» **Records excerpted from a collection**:
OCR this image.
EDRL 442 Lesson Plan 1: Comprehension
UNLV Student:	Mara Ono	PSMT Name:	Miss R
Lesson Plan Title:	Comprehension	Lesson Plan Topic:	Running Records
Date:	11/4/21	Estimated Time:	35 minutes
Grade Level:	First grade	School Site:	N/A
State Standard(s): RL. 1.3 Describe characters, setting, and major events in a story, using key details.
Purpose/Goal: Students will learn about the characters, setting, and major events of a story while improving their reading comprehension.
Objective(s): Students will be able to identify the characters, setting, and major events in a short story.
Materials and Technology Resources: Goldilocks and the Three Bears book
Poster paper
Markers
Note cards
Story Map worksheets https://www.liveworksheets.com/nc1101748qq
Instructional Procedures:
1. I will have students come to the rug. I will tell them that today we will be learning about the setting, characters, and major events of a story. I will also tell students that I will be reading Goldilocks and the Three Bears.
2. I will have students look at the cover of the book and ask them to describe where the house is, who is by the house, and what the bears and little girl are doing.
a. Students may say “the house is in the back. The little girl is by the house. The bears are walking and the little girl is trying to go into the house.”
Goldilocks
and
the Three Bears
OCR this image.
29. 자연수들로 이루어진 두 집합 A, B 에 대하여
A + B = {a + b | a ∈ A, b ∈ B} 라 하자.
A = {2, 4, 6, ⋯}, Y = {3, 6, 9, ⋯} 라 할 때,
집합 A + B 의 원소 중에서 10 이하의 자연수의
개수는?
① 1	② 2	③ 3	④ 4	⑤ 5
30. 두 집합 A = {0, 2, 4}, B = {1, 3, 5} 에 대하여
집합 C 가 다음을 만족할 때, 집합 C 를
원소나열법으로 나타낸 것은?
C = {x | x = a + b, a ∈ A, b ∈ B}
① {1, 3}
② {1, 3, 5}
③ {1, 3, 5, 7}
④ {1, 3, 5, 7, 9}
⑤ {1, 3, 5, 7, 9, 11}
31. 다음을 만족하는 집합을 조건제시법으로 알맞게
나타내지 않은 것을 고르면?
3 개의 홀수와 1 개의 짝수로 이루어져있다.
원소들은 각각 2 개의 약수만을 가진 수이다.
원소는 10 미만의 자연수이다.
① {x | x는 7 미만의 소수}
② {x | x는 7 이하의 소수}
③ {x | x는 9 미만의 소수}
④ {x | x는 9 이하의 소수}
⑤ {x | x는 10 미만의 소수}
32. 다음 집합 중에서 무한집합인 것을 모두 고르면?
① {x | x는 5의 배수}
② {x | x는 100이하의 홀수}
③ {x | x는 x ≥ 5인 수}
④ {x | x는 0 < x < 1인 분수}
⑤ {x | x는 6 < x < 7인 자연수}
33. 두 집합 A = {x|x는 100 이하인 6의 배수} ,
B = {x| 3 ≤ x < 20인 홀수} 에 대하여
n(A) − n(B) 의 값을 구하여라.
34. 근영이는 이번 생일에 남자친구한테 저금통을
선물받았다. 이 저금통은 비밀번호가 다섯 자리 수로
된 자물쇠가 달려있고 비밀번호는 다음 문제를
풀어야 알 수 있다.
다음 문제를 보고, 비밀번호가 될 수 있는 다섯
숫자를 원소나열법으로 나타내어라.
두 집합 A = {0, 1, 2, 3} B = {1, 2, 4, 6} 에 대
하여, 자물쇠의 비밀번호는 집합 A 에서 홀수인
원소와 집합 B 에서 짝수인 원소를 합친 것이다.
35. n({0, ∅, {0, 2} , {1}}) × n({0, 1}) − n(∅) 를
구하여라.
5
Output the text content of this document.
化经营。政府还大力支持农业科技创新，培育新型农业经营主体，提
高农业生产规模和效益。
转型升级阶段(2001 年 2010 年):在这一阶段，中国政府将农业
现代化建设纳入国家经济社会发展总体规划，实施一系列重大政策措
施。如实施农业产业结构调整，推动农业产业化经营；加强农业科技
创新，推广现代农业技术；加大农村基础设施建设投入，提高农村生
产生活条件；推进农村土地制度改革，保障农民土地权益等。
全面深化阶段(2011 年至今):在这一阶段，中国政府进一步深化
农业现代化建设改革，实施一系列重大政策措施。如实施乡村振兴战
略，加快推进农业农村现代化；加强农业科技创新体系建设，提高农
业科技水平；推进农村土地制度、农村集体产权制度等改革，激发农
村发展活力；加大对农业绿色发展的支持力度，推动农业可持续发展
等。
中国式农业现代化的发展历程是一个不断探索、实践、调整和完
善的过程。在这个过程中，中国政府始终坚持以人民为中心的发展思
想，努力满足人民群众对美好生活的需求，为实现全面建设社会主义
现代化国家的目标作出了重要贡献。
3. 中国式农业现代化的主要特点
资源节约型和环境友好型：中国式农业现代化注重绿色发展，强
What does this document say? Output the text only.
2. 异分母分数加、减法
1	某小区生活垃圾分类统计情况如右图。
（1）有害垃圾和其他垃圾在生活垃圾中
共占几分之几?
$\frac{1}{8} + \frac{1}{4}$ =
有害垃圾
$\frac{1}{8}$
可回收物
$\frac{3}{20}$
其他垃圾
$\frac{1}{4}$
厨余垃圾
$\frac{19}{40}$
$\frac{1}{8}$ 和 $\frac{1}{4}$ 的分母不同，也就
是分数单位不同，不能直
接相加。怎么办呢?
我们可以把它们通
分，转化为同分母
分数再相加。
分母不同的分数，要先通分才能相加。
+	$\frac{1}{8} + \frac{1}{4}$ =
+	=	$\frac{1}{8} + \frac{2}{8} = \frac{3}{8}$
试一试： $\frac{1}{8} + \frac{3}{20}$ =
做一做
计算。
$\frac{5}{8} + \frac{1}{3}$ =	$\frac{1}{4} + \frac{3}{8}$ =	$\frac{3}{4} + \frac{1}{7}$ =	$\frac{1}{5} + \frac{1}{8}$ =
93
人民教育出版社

» **WHAT IS REQUIRED**:
Copy the records above exactly as they appear.

» **SOLVED PROBLEM**:
OCR this image.
EDRL 442 Lesson Plan 1: Comprehension
UNLV Student:	Mara Ono	PSMT Name:	Miss R
Lesson Plan Title:	Comprehension	Lesson Plan Topic:	Running Records
Date:	11/4/21	Estimated Time:	35 minutes
Grade Level:	First grade	School Site:	N/A
State Standard(s): RL. 1.3 Describe characters, setting, and major events in a story, using key details.
Purpose/Goal: Students will learn about the characters, setting, and major events of a story while improving their reading comprehension.
Objective(s): Students will be able to identify the characters, setting, and major events in a short story.
Materials and Technology Resources: Goldilocks and the Three Bears book
Poster paper
Markers
Note cards
Story Map worksheets https://www.liveworksheets.com/nc1101748qq
Instructional Procedures:
1. I will have students come to the rug. I will tell them that today we will be learning about the setting, characters, and major events of a story. I will also tell students that I will be reading Goldilocks and the Three Bears.
2. I will have students look at the cover of the book and ask them to describe where the house is, who is by the house, and what the bears and little girl are doing.
a. Students may say “the house is in the back. The little girl is by the house. The bears are walking and the little girl is trying to go into the house.”
Goldilocks
and
the Three Bears
OCR this image.
29. 자연수들로 이루어진 두 집합 A, B 에 대하여
A + B = {a + b | a ∈ A, b ∈ B} 라 하자.
A = {2, 4, 6, ⋯}, Y = {3, 6, 9, ⋯} 라 할 때,
집합 A + B 의 원소 중에서 10 이하의 자연수의
개수는?
① 1	② 2	③ 3	④ 4	⑤ 5
30. 두 집합 A = {0, 2, 4}, B = {1, 3, 5} 에 대하여
집합 C 가 다음을 만족할 때, 집합 C 를
원소나열법으로 나타낸 것은?
C = {x | x = a + b, a ∈ A, b ∈ B}
① {1, 3}
② {1, 3, 5}
③ {1, 3, 5, 7}
④ {1, 3, 5, 7, 9}
⑤ {1, 3, 5, 7, 9, 11}
31. 다음을 만족하는 집합을 조건제시법으로 알맞게
나타내지 않은 것을 고르면?
3 개의 홀수와 1 개의 짝수로 이루어져있다.
원소들은 각각 2 개의 약수만을 가진 수이다.
원소는 10 미만의 자연수이다.
① {x | x는 7 미만의 소수}
② {x | x는 7 이하의 소수}
③ {x | x는 9 미만의 소수}
④ {x | x는 9 이하의 소수}
⑤ {x | x는 10 미만의 소수}
32. 다음 집합 중에서 무한집합인 것을 모두 고르면?
① {x | x는 5의 배수}
② {x | x는 100이하의 홀수}
③ {x | x는 x ≥ 5인 수}
④ {x | x는 0 < x < 1인 분수}
⑤ {x | x는 6 < x < 7인 자연수}
33. 두 집합 A = {x|x는 100 이하인 6의 배수} ,
B = {x| 3 ≤ x < 20인 홀수} 에 대하여
n(A) − n(B) 의 값을 구하여라.
34. 근영이는 이번 생일에 남자친구한테 저금통을
선물받았다. 이 저금통은 비밀번호가 다섯 자리 수로
된 자물쇠가 달려있고 비밀번호는 다음 문제를
풀어야 알 수 있다.
다음 문제를 보고, 비밀번호가 될 수 있는 다섯
숫자를 원소나열법으로 나타내어라.
두 집합 A = {0, 1, 2, 3} B = {1, 2, 4, 6} 에 대
하여, 자물쇠의 비밀번호는 집합 A 에서 홀수인
원소와 집합 B 에서 짝수인 원소를 합친 것이다.
35. n({0, ∅, {0, 2} , {1}}) × n({0, 1}) − n(∅) 를
구하여라.
5
Output the text content of this document.
化经营。政府还大力支持农业科技创新，培育新型农业经营主体，提
高农业生产规模和效益。
转型升级阶段(2001 年 2010 年):在这一阶段，中国政府将农业
现代化建设纳入国家经济社会发展总体规划，实施一系列重大政策措
施。如实施农业产业结构调整，推动农业产业化经营；加强农业科技
创新，推广现代农业技术；加大农村基础设施建设投入，提高农村生
产生活条件；推进农村土地制度改革，保障农民土地权益等。
全面深化阶段(2011 年至今):在这一阶段，中国政府进一步深化
农业现代化建设改革，实施一系列重大政策措施。如实施乡村振兴战
略，加快推进农业农村现代化；加强农业科技创新体系建设，提高农
业科技水平；推进农村土地制度、农村集体产权制度等改革，激发农
村发展活力；加大对农业绿色发展的支持力度，推动农业可持续发展
等。
中国式农业现代化的发展历程是一个不断探索、实践、调整和完
善的过程。在这个过程中，中国政府始终坚持以人民为中心的发展思
想，努力满足人民群众对美好生活的需求，为实现全面建设社会主义
现代化国家的目标作出了重要贡献。
3. 中国式农业现代化的主要特点
资源节约型和环境友好型：中国式农业现代化注重绿色发展，强
What does this document say? Output the text only.
2. 异分母分数加、减法
1	某小区生活垃圾分类统计情况如右图。
（1）有害垃圾和其他垃圾在生活垃圾中
共占几分之几?
$\frac{1}{8} + \frac{1}{4}$ =
有害垃圾
$\frac{1}{8}$
可回收物
$\frac{3}{20}$
其他垃圾
$\frac{1}{4}$
厨余垃圾
$\frac{19}{40}$
$\frac{1}{8}$ 和 $\frac{1}{4}$ 的分母不同，也就
是分数单位不同，不能直
接相加。怎么办呢?
我们可以把它们通
分，转化为同分母
分数再相加。
分母不同的分数，要先通分才能相加。
+	$\frac{1}{8} + \frac{1}{4}$ =
+	=	$\frac{1}{8} + \frac{2}{8} = \frac{3}{8}$
试一试： $\frac{1}{8} + \frac{3}{20}$ =
做一做
计算。
$\frac{5}{8} + \frac{1}{3}$ =	$\frac{1}{4} + \frac{3}{8}$ =	$\frac{3}{4} + \frac{1}{7}$ =	$\frac{1}{5} + \frac{1}{8}$ =
93
人民教育出版社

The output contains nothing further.